[Collected data]
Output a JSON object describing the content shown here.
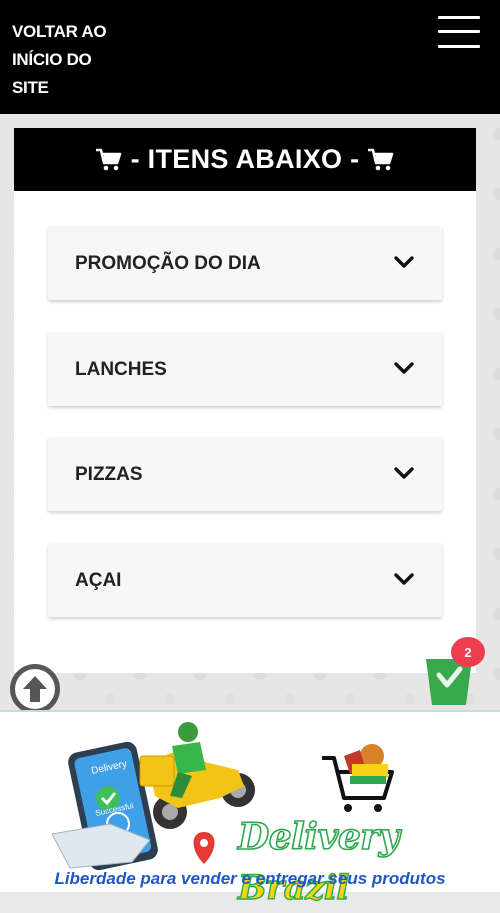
{
  "topbar": {
    "back_link": "VOLTAR AO INÍCIO DO SITE",
    "menu_icon": "hamburger-icon"
  },
  "panel": {
    "title": "- ITENS ABAIXO -",
    "title_icon": "cart-icon"
  },
  "accordion": {
    "items": [
      {
        "label": "PROMOÇÃO DO DIA",
        "icon": "chevron-down-icon"
      },
      {
        "label": "LANCHES",
        "icon": "chevron-down-icon"
      },
      {
        "label": "PIZZAS",
        "icon": "chevron-down-icon"
      },
      {
        "label": "AÇAI",
        "icon": "chevron-down-icon"
      }
    ]
  },
  "floating": {
    "scroll_top_icon": "arrow-up-icon",
    "cart_icon": "basket-icon",
    "cart_count": "2"
  },
  "banner": {
    "phone_screen_text": "Delivery",
    "phone_success_text": "Successful",
    "brand_part1": "Delivery",
    "brand_part2": "Brazil",
    "tagline": "Liberdade para vender e entregar seus produtos"
  },
  "colors": {
    "topbar_bg": "#000000",
    "badge": "#ee3d4f",
    "basket": "#3aa84c",
    "brand_green": "#2fa84f",
    "brand_yellow": "#f5d416",
    "tagline": "#1f57c9"
  }
}
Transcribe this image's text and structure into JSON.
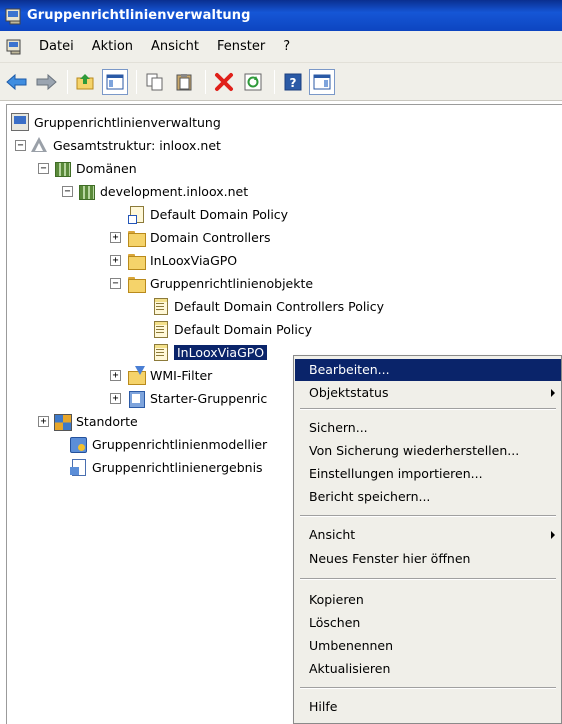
{
  "window": {
    "title": "Gruppenrichtlinienverwaltung"
  },
  "menubar": {
    "items": [
      "Datei",
      "Aktion",
      "Ansicht",
      "Fenster",
      "?"
    ]
  },
  "toolbar": {
    "buttons": [
      "back-icon",
      "forward-icon",
      "up-folder-icon",
      "show-hide-console-tree-icon",
      "copy-icon",
      "paste-icon",
      "delete-icon",
      "refresh-icon",
      "help-icon",
      "properties-pane-icon"
    ]
  },
  "tree": {
    "root": "Gruppenrichtlinienverwaltung",
    "forest": "Gesamtstruktur: inloox.net",
    "domains": "Domänen",
    "domain": "development.inloox.net",
    "default_domain_policy_link": "Default Domain Policy",
    "domain_controllers": "Domain Controllers",
    "inloox_via_gpo_ou": "InLooxViaGPO",
    "gpo_container": "Gruppenrichtlinienobjekte",
    "gpo_default_dc_policy": "Default Domain Controllers Policy",
    "gpo_default_domain_policy": "Default Domain Policy",
    "gpo_inloox": "InLooxViaGPO",
    "wmi_filter": "WMI-Filter",
    "starter": "Starter-Gruppenric",
    "sites": "Standorte",
    "modeling": "Gruppenrichtlinienmodellier",
    "results": "Gruppenrichtlinienergebnis"
  },
  "context_menu": {
    "items": [
      "Bearbeiten...",
      "Objektstatus",
      "Sichern...",
      "Von Sicherung wiederherstellen...",
      "Einstellungen importieren...",
      "Bericht speichern...",
      "Ansicht",
      "Neues Fenster hier öffnen",
      "Kopieren",
      "Löschen",
      "Umbenennen",
      "Aktualisieren",
      "Hilfe"
    ],
    "highlighted": "Bearbeiten..."
  },
  "colors": {
    "title_bar": "#0d45c0",
    "selection": "#0a246a",
    "menu_background": "#f0efe9"
  }
}
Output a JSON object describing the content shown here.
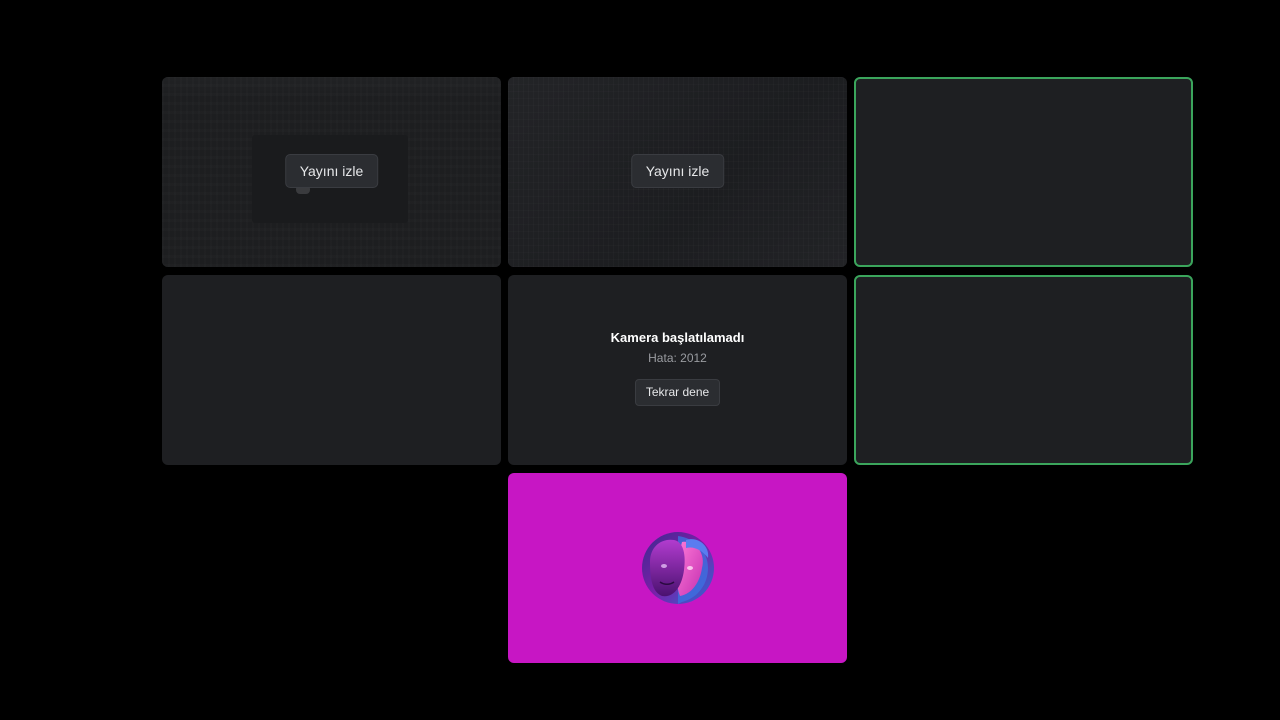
{
  "tiles": {
    "stream1": {
      "watch_label": "Yayını izle"
    },
    "stream2": {
      "watch_label": "Yayını izle"
    },
    "camera_error": {
      "title": "Kamera başlatılamadı",
      "code": "Hata: 2012",
      "retry_label": "Tekrar dene"
    },
    "avatar_tile": {
      "background": "#c716c4"
    }
  },
  "colors": {
    "background": "#000000",
    "tile": "#1e1f22",
    "speaking_border": "#3ba55c",
    "button": "#2b2d31"
  }
}
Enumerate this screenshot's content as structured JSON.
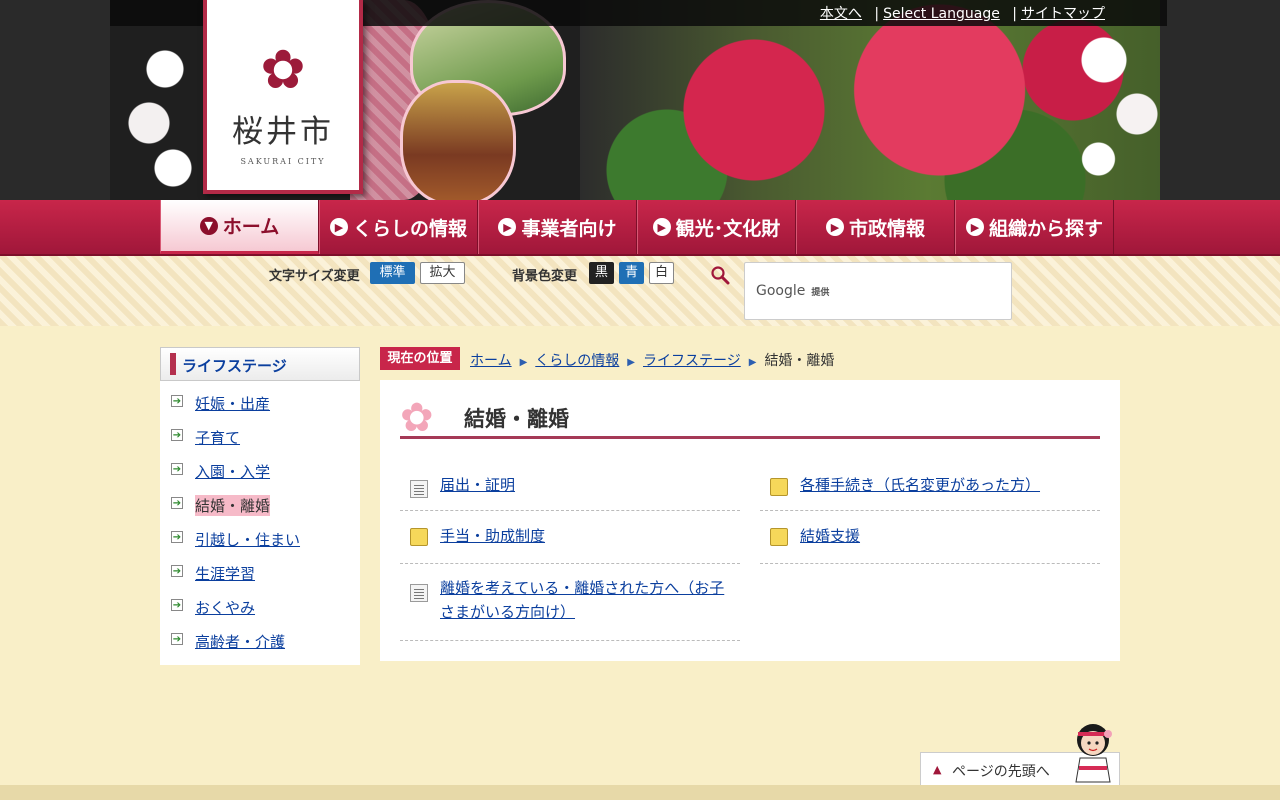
{
  "header": {
    "util_links": [
      "本文へ",
      "Select Language",
      "サイトマップ"
    ],
    "logo": {
      "mark": "✿",
      "name": "桜井市",
      "name_en": "SAKURAI CITY"
    }
  },
  "nav": {
    "items": [
      {
        "label": "ホーム",
        "icon": "triangle-down-icon"
      },
      {
        "label": "くらしの情報",
        "icon": "play-circle-icon"
      },
      {
        "label": "事業者向け",
        "icon": "play-circle-icon"
      },
      {
        "label": "観光･文化財",
        "icon": "play-circle-icon"
      },
      {
        "label": "市政情報",
        "icon": "play-circle-icon"
      },
      {
        "label": "組織から探す",
        "icon": "play-circle-icon"
      }
    ],
    "active_index": 0
  },
  "tools": {
    "font_size_label": "文字サイズ変更",
    "font_standard": "標準",
    "font_large": "拡大",
    "bg_label": "背景色変更",
    "bg_black": "黒",
    "bg_blue": "青",
    "bg_white": "白",
    "search": {
      "brand": "Google",
      "brand_suffix": "提供"
    }
  },
  "sidebar": {
    "title": "ライフステージ",
    "items": [
      {
        "label": "妊娠・出産",
        "current": false
      },
      {
        "label": "子育て",
        "current": false
      },
      {
        "label": "入園・入学",
        "current": false
      },
      {
        "label": "結婚・離婚",
        "current": true
      },
      {
        "label": "引越し・住まい",
        "current": false
      },
      {
        "label": "生涯学習",
        "current": false
      },
      {
        "label": "おくやみ",
        "current": false
      },
      {
        "label": "高齢者・介護",
        "current": false
      }
    ]
  },
  "breadcrumb": {
    "here_label": "現在の位置",
    "items": [
      "ホーム",
      "くらしの情報",
      "ライフステージ"
    ],
    "current": "結婚・離婚"
  },
  "main": {
    "title": "結婚・離婚",
    "links": [
      {
        "label": "届出・証明",
        "icon": "document-icon"
      },
      {
        "label": "各種手続き（氏名変更があった方）",
        "icon": "folder-icon"
      },
      {
        "label": "手当・助成制度",
        "icon": "folder-icon"
      },
      {
        "label": "結婚支援",
        "icon": "folder-icon"
      },
      {
        "label": "離婚を考えている・離婚された方へ（お子さまがいる方向け）",
        "icon": "document-icon"
      }
    ]
  },
  "pagetop": {
    "label": "ページの先頭へ"
  },
  "colors": {
    "accent": "#c8264a",
    "link": "#0b3f9e",
    "background": "#f9efc8"
  }
}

THE TASK: Copy out every line of the material above exactly, skipping the pictures.

RESULT:
Output a JSON object describing the content shown here.
{
  "topbar": {
    "back_link": "VOLTAR AO INÍCIO DO SITE",
    "menu_icon": "hamburger-icon"
  },
  "panel": {
    "title": "- ITENS ABAIXO -",
    "title_icon": "cart-icon"
  },
  "accordion": {
    "items": [
      {
        "label": "PROMOÇÃO DO DIA",
        "icon": "chevron-down-icon"
      },
      {
        "label": "LANCHES",
        "icon": "chevron-down-icon"
      },
      {
        "label": "PIZZAS",
        "icon": "chevron-down-icon"
      },
      {
        "label": "AÇAI",
        "icon": "chevron-down-icon"
      }
    ]
  },
  "floating": {
    "scroll_top_icon": "arrow-up-icon",
    "cart_icon": "basket-icon",
    "cart_count": "2"
  },
  "banner": {
    "phone_screen_text": "Delivery",
    "phone_success_text": "Successful",
    "brand_part1": "Delivery",
    "brand_part2": "Brazil",
    "tagline": "Liberdade para vender e entregar seus produtos"
  },
  "colors": {
    "topbar_bg": "#000000",
    "badge": "#ee3d4f",
    "basket": "#3aa84c",
    "brand_green": "#2fa84f",
    "brand_yellow": "#f5d416",
    "tagline": "#1f57c9"
  }
}
Transcribe this image's text and structure into JSON.
{
  "window": {
    "title": "Gruppenrichtlinienverwaltung"
  },
  "menubar": {
    "items": [
      "Datei",
      "Aktion",
      "Ansicht",
      "Fenster",
      "?"
    ]
  },
  "toolbar": {
    "buttons": [
      "back-icon",
      "forward-icon",
      "up-folder-icon",
      "show-hide-console-tree-icon",
      "copy-icon",
      "paste-icon",
      "delete-icon",
      "refresh-icon",
      "help-icon",
      "properties-pane-icon"
    ]
  },
  "tree": {
    "root": "Gruppenrichtlinienverwaltung",
    "forest": "Gesamtstruktur: inloox.net",
    "domains": "Domänen",
    "domain": "development.inloox.net",
    "default_domain_policy_link": "Default Domain Policy",
    "domain_controllers": "Domain Controllers",
    "inloox_via_gpo_ou": "InLooxViaGPO",
    "gpo_container": "Gruppenrichtlinienobjekte",
    "gpo_default_dc_policy": "Default Domain Controllers Policy",
    "gpo_default_domain_policy": "Default Domain Policy",
    "gpo_inloox": "InLooxViaGPO",
    "wmi_filter": "WMI-Filter",
    "starter": "Starter-Gruppenric",
    "sites": "Standorte",
    "modeling": "Gruppenrichtlinienmodellier",
    "results": "Gruppenrichtlinienergebnis"
  },
  "context_menu": {
    "items": [
      "Bearbeiten...",
      "Objektstatus",
      "Sichern...",
      "Von Sicherung wiederherstellen...",
      "Einstellungen importieren...",
      "Bericht speichern...",
      "Ansicht",
      "Neues Fenster hier öffnen",
      "Kopieren",
      "Löschen",
      "Umbenennen",
      "Aktualisieren",
      "Hilfe"
    ],
    "highlighted": "Bearbeiten..."
  },
  "colors": {
    "title_bar": "#0d45c0",
    "selection": "#0a246a",
    "menu_background": "#f0efe9"
  }
}
Output a JSON object describing the content shown here.
{
  "tiles": {
    "stream1": {
      "watch_label": "Yayını izle"
    },
    "stream2": {
      "watch_label": "Yayını izle"
    },
    "camera_error": {
      "title": "Kamera başlatılamadı",
      "code": "Hata: 2012",
      "retry_label": "Tekrar dene"
    },
    "avatar_tile": {
      "background": "#c716c4"
    }
  },
  "colors": {
    "background": "#000000",
    "tile": "#1e1f22",
    "speaking_border": "#3ba55c",
    "button": "#2b2d31"
  }
}
Enumerate this screenshot's content as structured JSON.
{
  "header": {
    "util_links": [
      "本文へ",
      "Select Language",
      "サイトマップ"
    ],
    "logo": {
      "mark": "✿",
      "name": "桜井市",
      "name_en": "SAKURAI CITY"
    }
  },
  "nav": {
    "items": [
      {
        "label": "ホーム",
        "icon": "triangle-down-icon"
      },
      {
        "label": "くらしの情報",
        "icon": "play-circle-icon"
      },
      {
        "label": "事業者向け",
        "icon": "play-circle-icon"
      },
      {
        "label": "観光･文化財",
        "icon": "play-circle-icon"
      },
      {
        "label": "市政情報",
        "icon": "play-circle-icon"
      },
      {
        "label": "組織から探す",
        "icon": "play-circle-icon"
      }
    ],
    "active_index": 0
  },
  "tools": {
    "font_size_label": "文字サイズ変更",
    "font_standard": "標準",
    "font_large": "拡大",
    "bg_label": "背景色変更",
    "bg_black": "黒",
    "bg_blue": "青",
    "bg_white": "白",
    "search": {
      "brand": "Google",
      "brand_suffix": "提供"
    }
  },
  "sidebar": {
    "title": "ライフステージ",
    "items": [
      {
        "label": "妊娠・出産",
        "current": false
      },
      {
        "label": "子育て",
        "current": false
      },
      {
        "label": "入園・入学",
        "current": false
      },
      {
        "label": "結婚・離婚",
        "current": true
      },
      {
        "label": "引越し・住まい",
        "current": false
      },
      {
        "label": "生涯学習",
        "current": false
      },
      {
        "label": "おくやみ",
        "current": false
      },
      {
        "label": "高齢者・介護",
        "current": false
      }
    ]
  },
  "breadcrumb": {
    "here_label": "現在の位置",
    "items": [
      "ホーム",
      "くらしの情報",
      "ライフステージ"
    ],
    "current": "結婚・離婚"
  },
  "main": {
    "title": "結婚・離婚",
    "links": [
      {
        "label": "届出・証明",
        "icon": "document-icon"
      },
      {
        "label": "各種手続き（氏名変更があった方）",
        "icon": "folder-icon"
      },
      {
        "label": "手当・助成制度",
        "icon": "folder-icon"
      },
      {
        "label": "結婚支援",
        "icon": "folder-icon"
      },
      {
        "label": "離婚を考えている・離婚された方へ（お子さまがいる方向け）",
        "icon": "document-icon"
      }
    ]
  },
  "pagetop": {
    "label": "ページの先頭へ"
  },
  "colors": {
    "accent": "#c8264a",
    "link": "#0b3f9e",
    "background": "#f9efc8"
  }
}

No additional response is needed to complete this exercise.